● WRITTEN TASK: With the pictures omitted, write out the entries that follow exactly as they stand.

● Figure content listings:
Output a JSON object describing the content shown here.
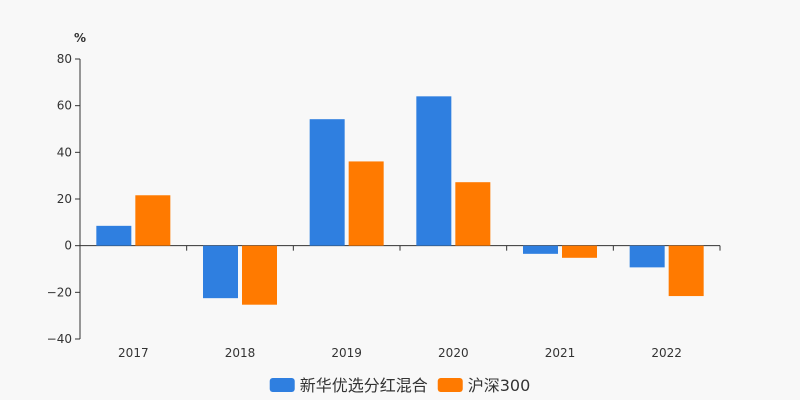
{
  "chart_data": {
    "type": "bar",
    "unit_label": "%",
    "categories": [
      "2017",
      "2018",
      "2019",
      "2020",
      "2021",
      "2022"
    ],
    "series": [
      {
        "name": "新华优选分红混合",
        "color": "#2f7fe0",
        "values": [
          8.5,
          -22.5,
          54.2,
          64.0,
          -3.5,
          -9.3
        ]
      },
      {
        "name": "沪深300",
        "color": "#ff7a00",
        "values": [
          21.6,
          -25.3,
          36.1,
          27.2,
          -5.2,
          -21.6
        ]
      }
    ],
    "ylim": [
      -40,
      80
    ],
    "yticks": [
      -40,
      -20,
      0,
      20,
      40,
      60,
      80
    ],
    "grid": false,
    "legend_position": "bottom-center"
  }
}
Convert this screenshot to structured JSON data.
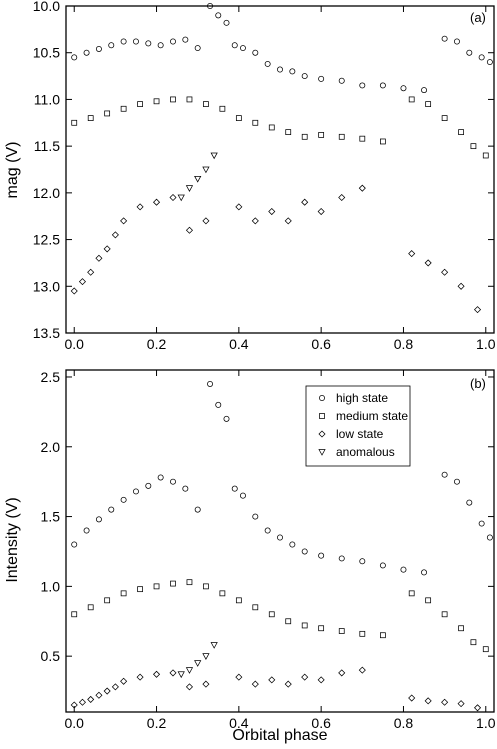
{
  "chart_data": [
    {
      "type": "scatter",
      "panel": "(a)",
      "xlabel": "",
      "ylabel": "mag (V)",
      "xlim": [
        -0.02,
        1.02
      ],
      "ylim": [
        10.0,
        13.5
      ],
      "y_inverted": true,
      "xticks": [
        "0.0",
        "0.2",
        "0.4",
        "0.6",
        "0.8",
        "1.0"
      ],
      "yticks": [
        "10.0",
        "10.5",
        "11.0",
        "11.5",
        "12.0",
        "12.5",
        "13.0",
        "13.5"
      ],
      "series": [
        {
          "name": "high state",
          "marker": "circle",
          "x": [
            0.0,
            0.03,
            0.06,
            0.09,
            0.12,
            0.15,
            0.18,
            0.21,
            0.24,
            0.27,
            0.3,
            0.33,
            0.35,
            0.37,
            0.39,
            0.41,
            0.44,
            0.47,
            0.5,
            0.53,
            0.56,
            0.6,
            0.65,
            0.7,
            0.75,
            0.8,
            0.85,
            0.9,
            0.93,
            0.96,
            0.99,
            1.01
          ],
          "y": [
            10.55,
            10.5,
            10.46,
            10.42,
            10.38,
            10.38,
            10.4,
            10.42,
            10.38,
            10.36,
            10.45,
            10.0,
            10.1,
            10.18,
            10.42,
            10.45,
            10.5,
            10.62,
            10.68,
            10.7,
            10.75,
            10.78,
            10.8,
            10.85,
            10.85,
            10.88,
            10.9,
            10.35,
            10.38,
            10.5,
            10.55,
            10.6
          ]
        },
        {
          "name": "medium state",
          "marker": "square",
          "x": [
            0.0,
            0.04,
            0.08,
            0.12,
            0.16,
            0.2,
            0.24,
            0.28,
            0.32,
            0.36,
            0.4,
            0.44,
            0.48,
            0.52,
            0.56,
            0.6,
            0.65,
            0.7,
            0.75,
            0.82,
            0.86,
            0.9,
            0.94,
            0.97,
            1.0
          ],
          "y": [
            11.25,
            11.2,
            11.15,
            11.1,
            11.05,
            11.02,
            11.0,
            11.0,
            11.05,
            11.1,
            11.2,
            11.25,
            11.3,
            11.35,
            11.4,
            11.38,
            11.4,
            11.42,
            11.45,
            11.0,
            11.05,
            11.2,
            11.35,
            11.5,
            11.6
          ]
        },
        {
          "name": "low state",
          "marker": "diamond",
          "x": [
            0.0,
            0.02,
            0.04,
            0.06,
            0.08,
            0.1,
            0.12,
            0.16,
            0.2,
            0.24,
            0.28,
            0.32,
            0.4,
            0.44,
            0.48,
            0.52,
            0.56,
            0.6,
            0.65,
            0.7,
            0.82,
            0.86,
            0.9,
            0.94,
            0.98
          ],
          "y": [
            13.05,
            12.95,
            12.85,
            12.7,
            12.6,
            12.45,
            12.3,
            12.15,
            12.1,
            12.05,
            12.4,
            12.3,
            12.15,
            12.3,
            12.2,
            12.3,
            12.1,
            12.2,
            12.05,
            11.95,
            12.65,
            12.75,
            12.85,
            13.0,
            13.25
          ]
        },
        {
          "name": "anomalous",
          "marker": "triangle-down",
          "x": [
            0.26,
            0.28,
            0.3,
            0.32,
            0.34
          ],
          "y": [
            12.05,
            11.95,
            11.85,
            11.75,
            11.6
          ]
        }
      ]
    },
    {
      "type": "scatter",
      "panel": "(b)",
      "xlabel": "Orbital phase",
      "ylabel": "Intensity (V)",
      "xlim": [
        -0.02,
        1.02
      ],
      "ylim": [
        0.1,
        2.55
      ],
      "xticks": [
        "0.0",
        "0.2",
        "0.4",
        "0.6",
        "0.8",
        "1.0"
      ],
      "yticks": [
        "0.5",
        "1.0",
        "1.5",
        "2.0",
        "2.5"
      ],
      "legend": {
        "position": "top-right",
        "entries": [
          "high state",
          "medium state",
          "low state",
          "anomalous"
        ]
      },
      "series": [
        {
          "name": "high state",
          "marker": "circle",
          "x": [
            0.0,
            0.03,
            0.06,
            0.09,
            0.12,
            0.15,
            0.18,
            0.21,
            0.24,
            0.27,
            0.3,
            0.33,
            0.35,
            0.37,
            0.39,
            0.41,
            0.44,
            0.47,
            0.5,
            0.53,
            0.56,
            0.6,
            0.65,
            0.7,
            0.75,
            0.8,
            0.85,
            0.9,
            0.93,
            0.96,
            0.99,
            1.01
          ],
          "y": [
            1.3,
            1.4,
            1.48,
            1.55,
            1.62,
            1.68,
            1.72,
            1.78,
            1.75,
            1.7,
            1.55,
            2.45,
            2.3,
            2.2,
            1.7,
            1.65,
            1.5,
            1.4,
            1.35,
            1.3,
            1.25,
            1.22,
            1.2,
            1.18,
            1.15,
            1.12,
            1.1,
            1.8,
            1.75,
            1.6,
            1.45,
            1.35
          ]
        },
        {
          "name": "medium state",
          "marker": "square",
          "x": [
            0.0,
            0.04,
            0.08,
            0.12,
            0.16,
            0.2,
            0.24,
            0.28,
            0.32,
            0.36,
            0.4,
            0.44,
            0.48,
            0.52,
            0.56,
            0.6,
            0.65,
            0.7,
            0.75,
            0.82,
            0.86,
            0.9,
            0.94,
            0.97,
            1.0
          ],
          "y": [
            0.8,
            0.85,
            0.9,
            0.95,
            0.98,
            1.0,
            1.02,
            1.03,
            1.0,
            0.95,
            0.9,
            0.85,
            0.8,
            0.75,
            0.72,
            0.7,
            0.68,
            0.66,
            0.65,
            0.95,
            0.9,
            0.8,
            0.7,
            0.6,
            0.55
          ]
        },
        {
          "name": "low state",
          "marker": "diamond",
          "x": [
            0.0,
            0.02,
            0.04,
            0.06,
            0.08,
            0.1,
            0.12,
            0.16,
            0.2,
            0.24,
            0.28,
            0.32,
            0.4,
            0.44,
            0.48,
            0.52,
            0.56,
            0.6,
            0.65,
            0.7,
            0.82,
            0.86,
            0.9,
            0.94,
            0.98
          ],
          "y": [
            0.15,
            0.17,
            0.19,
            0.22,
            0.25,
            0.28,
            0.32,
            0.35,
            0.37,
            0.38,
            0.28,
            0.3,
            0.35,
            0.3,
            0.33,
            0.3,
            0.35,
            0.33,
            0.38,
            0.4,
            0.2,
            0.18,
            0.17,
            0.16,
            0.13
          ]
        },
        {
          "name": "anomalous",
          "marker": "triangle-down",
          "x": [
            0.26,
            0.28,
            0.3,
            0.32,
            0.34
          ],
          "y": [
            0.37,
            0.4,
            0.45,
            0.5,
            0.58
          ]
        }
      ]
    }
  ]
}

● THE OUTPUT:
Output a JSON object describing the content shown here.
{
  "chart_data": {
    "type": "bar",
    "unit_label": "%",
    "categories": [
      "2017",
      "2018",
      "2019",
      "2020",
      "2021",
      "2022"
    ],
    "series": [
      {
        "name": "新华优选分红混合",
        "color": "#2f7fe0",
        "values": [
          8.5,
          -22.5,
          54.2,
          64.0,
          -3.5,
          -9.3
        ]
      },
      {
        "name": "沪深300",
        "color": "#ff7a00",
        "values": [
          21.6,
          -25.3,
          36.1,
          27.2,
          -5.2,
          -21.6
        ]
      }
    ],
    "ylim": [
      -40,
      80
    ],
    "yticks": [
      -40,
      -20,
      0,
      20,
      40,
      60,
      80
    ],
    "grid": false,
    "legend_position": "bottom-center"
  }
}
Convert this screenshot to structured JSON data.
{
  "chart_data": [
    {
      "type": "scatter",
      "panel": "(a)",
      "xlabel": "",
      "ylabel": "mag (V)",
      "xlim": [
        -0.02,
        1.02
      ],
      "ylim": [
        10.0,
        13.5
      ],
      "y_inverted": true,
      "xticks": [
        "0.0",
        "0.2",
        "0.4",
        "0.6",
        "0.8",
        "1.0"
      ],
      "yticks": [
        "10.0",
        "10.5",
        "11.0",
        "11.5",
        "12.0",
        "12.5",
        "13.0",
        "13.5"
      ],
      "series": [
        {
          "name": "high state",
          "marker": "circle",
          "x": [
            0.0,
            0.03,
            0.06,
            0.09,
            0.12,
            0.15,
            0.18,
            0.21,
            0.24,
            0.27,
            0.3,
            0.33,
            0.35,
            0.37,
            0.39,
            0.41,
            0.44,
            0.47,
            0.5,
            0.53,
            0.56,
            0.6,
            0.65,
            0.7,
            0.75,
            0.8,
            0.85,
            0.9,
            0.93,
            0.96,
            0.99,
            1.01
          ],
          "y": [
            10.55,
            10.5,
            10.46,
            10.42,
            10.38,
            10.38,
            10.4,
            10.42,
            10.38,
            10.36,
            10.45,
            10.0,
            10.1,
            10.18,
            10.42,
            10.45,
            10.5,
            10.62,
            10.68,
            10.7,
            10.75,
            10.78,
            10.8,
            10.85,
            10.85,
            10.88,
            10.9,
            10.35,
            10.38,
            10.5,
            10.55,
            10.6
          ]
        },
        {
          "name": "medium state",
          "marker": "square",
          "x": [
            0.0,
            0.04,
            0.08,
            0.12,
            0.16,
            0.2,
            0.24,
            0.28,
            0.32,
            0.36,
            0.4,
            0.44,
            0.48,
            0.52,
            0.56,
            0.6,
            0.65,
            0.7,
            0.75,
            0.82,
            0.86,
            0.9,
            0.94,
            0.97,
            1.0
          ],
          "y": [
            11.25,
            11.2,
            11.15,
            11.1,
            11.05,
            11.02,
            11.0,
            11.0,
            11.05,
            11.1,
            11.2,
            11.25,
            11.3,
            11.35,
            11.4,
            11.38,
            11.4,
            11.42,
            11.45,
            11.0,
            11.05,
            11.2,
            11.35,
            11.5,
            11.6
          ]
        },
        {
          "name": "low state",
          "marker": "diamond",
          "x": [
            0.0,
            0.02,
            0.04,
            0.06,
            0.08,
            0.1,
            0.12,
            0.16,
            0.2,
            0.24,
            0.28,
            0.32,
            0.4,
            0.44,
            0.48,
            0.52,
            0.56,
            0.6,
            0.65,
            0.7,
            0.82,
            0.86,
            0.9,
            0.94,
            0.98
          ],
          "y": [
            13.05,
            12.95,
            12.85,
            12.7,
            12.6,
            12.45,
            12.3,
            12.15,
            12.1,
            12.05,
            12.4,
            12.3,
            12.15,
            12.3,
            12.2,
            12.3,
            12.1,
            12.2,
            12.05,
            11.95,
            12.65,
            12.75,
            12.85,
            13.0,
            13.25
          ]
        },
        {
          "name": "anomalous",
          "marker": "triangle-down",
          "x": [
            0.26,
            0.28,
            0.3,
            0.32,
            0.34
          ],
          "y": [
            12.05,
            11.95,
            11.85,
            11.75,
            11.6
          ]
        }
      ]
    },
    {
      "type": "scatter",
      "panel": "(b)",
      "xlabel": "Orbital phase",
      "ylabel": "Intensity (V)",
      "xlim": [
        -0.02,
        1.02
      ],
      "ylim": [
        0.1,
        2.55
      ],
      "xticks": [
        "0.0",
        "0.2",
        "0.4",
        "0.6",
        "0.8",
        "1.0"
      ],
      "yticks": [
        "0.5",
        "1.0",
        "1.5",
        "2.0",
        "2.5"
      ],
      "legend": {
        "position": "top-right",
        "entries": [
          "high state",
          "medium state",
          "low state",
          "anomalous"
        ]
      },
      "series": [
        {
          "name": "high state",
          "marker": "circle",
          "x": [
            0.0,
            0.03,
            0.06,
            0.09,
            0.12,
            0.15,
            0.18,
            0.21,
            0.24,
            0.27,
            0.3,
            0.33,
            0.35,
            0.37,
            0.39,
            0.41,
            0.44,
            0.47,
            0.5,
            0.53,
            0.56,
            0.6,
            0.65,
            0.7,
            0.75,
            0.8,
            0.85,
            0.9,
            0.93,
            0.96,
            0.99,
            1.01
          ],
          "y": [
            1.3,
            1.4,
            1.48,
            1.55,
            1.62,
            1.68,
            1.72,
            1.78,
            1.75,
            1.7,
            1.55,
            2.45,
            2.3,
            2.2,
            1.7,
            1.65,
            1.5,
            1.4,
            1.35,
            1.3,
            1.25,
            1.22,
            1.2,
            1.18,
            1.15,
            1.12,
            1.1,
            1.8,
            1.75,
            1.6,
            1.45,
            1.35
          ]
        },
        {
          "name": "medium state",
          "marker": "square",
          "x": [
            0.0,
            0.04,
            0.08,
            0.12,
            0.16,
            0.2,
            0.24,
            0.28,
            0.32,
            0.36,
            0.4,
            0.44,
            0.48,
            0.52,
            0.56,
            0.6,
            0.65,
            0.7,
            0.75,
            0.82,
            0.86,
            0.9,
            0.94,
            0.97,
            1.0
          ],
          "y": [
            0.8,
            0.85,
            0.9,
            0.95,
            0.98,
            1.0,
            1.02,
            1.03,
            1.0,
            0.95,
            0.9,
            0.85,
            0.8,
            0.75,
            0.72,
            0.7,
            0.68,
            0.66,
            0.65,
            0.95,
            0.9,
            0.8,
            0.7,
            0.6,
            0.55
          ]
        },
        {
          "name": "low state",
          "marker": "diamond",
          "x": [
            0.0,
            0.02,
            0.04,
            0.06,
            0.08,
            0.1,
            0.12,
            0.16,
            0.2,
            0.24,
            0.28,
            0.32,
            0.4,
            0.44,
            0.48,
            0.52,
            0.56,
            0.6,
            0.65,
            0.7,
            0.82,
            0.86,
            0.9,
            0.94,
            0.98
          ],
          "y": [
            0.15,
            0.17,
            0.19,
            0.22,
            0.25,
            0.28,
            0.32,
            0.35,
            0.37,
            0.38,
            0.28,
            0.3,
            0.35,
            0.3,
            0.33,
            0.3,
            0.35,
            0.33,
            0.38,
            0.4,
            0.2,
            0.18,
            0.17,
            0.16,
            0.13
          ]
        },
        {
          "name": "anomalous",
          "marker": "triangle-down",
          "x": [
            0.26,
            0.28,
            0.3,
            0.32,
            0.34
          ],
          "y": [
            0.37,
            0.4,
            0.45,
            0.5,
            0.58
          ]
        }
      ]
    }
  ]
}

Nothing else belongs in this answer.